Given instruction: Return every entry exactly.

Records from a data collection
□ □ □

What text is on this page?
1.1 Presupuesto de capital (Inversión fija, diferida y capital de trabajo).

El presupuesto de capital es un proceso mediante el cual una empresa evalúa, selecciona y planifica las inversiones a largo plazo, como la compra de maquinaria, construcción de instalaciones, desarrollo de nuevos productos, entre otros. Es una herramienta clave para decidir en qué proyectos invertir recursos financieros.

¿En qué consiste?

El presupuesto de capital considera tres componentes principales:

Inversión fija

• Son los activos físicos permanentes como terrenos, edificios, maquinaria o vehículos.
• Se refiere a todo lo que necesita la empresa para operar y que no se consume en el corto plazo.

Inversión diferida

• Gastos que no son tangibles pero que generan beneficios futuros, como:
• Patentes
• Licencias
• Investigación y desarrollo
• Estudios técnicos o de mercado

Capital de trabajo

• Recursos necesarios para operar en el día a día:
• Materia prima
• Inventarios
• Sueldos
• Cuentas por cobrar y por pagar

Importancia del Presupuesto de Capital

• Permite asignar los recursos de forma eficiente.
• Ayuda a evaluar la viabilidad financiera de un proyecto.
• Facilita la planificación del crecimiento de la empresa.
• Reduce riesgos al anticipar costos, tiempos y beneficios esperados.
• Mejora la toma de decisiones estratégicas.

□ □ □

In response:
What text is on this page?
1.1 Presupuesto de capital (Inversión fija, diferida y capital de trabajo).

El presupuesto de capital es un proceso mediante el cual una empresa evalúa, selecciona y planifica las inversiones a largo plazo, como la compra de maquinaria, construcción de instalaciones, desarrollo de nuevos productos, entre otros. Es una herramienta clave para decidir en qué proyectos invertir recursos financieros.

¿En qué consiste?

El presupuesto de capital considera tres componentes principales:

Inversión fija

• Son los activos físicos permanentes como terrenos, edificios, maquinaria o vehículos.
• Se refiere a todo lo que necesita la empresa para operar y que no se consume en el corto plazo.

Inversión diferida

• Gastos que no son tangibles pero que generan beneficios futuros, como:
• Patentes
• Licencias
• Investigación y desarrollo
• Estudios técnicos o de mercado

Capital de trabajo

• Recursos necesarios para operar en el día a día:
• Materia prima
• Inventarios
• Sueldos
• Cuentas por cobrar y por pagar

Importancia del Presupuesto de Capital

• Permite asignar los recursos de forma eficiente.
• Ayuda a evaluar la viabilidad financiera de un proyecto.
• Facilita la planificación del crecimiento de la empresa.
• Reduce riesgos al anticipar costos, tiempos y beneficios esperados.
• Mejora la toma de decisiones estratégicas.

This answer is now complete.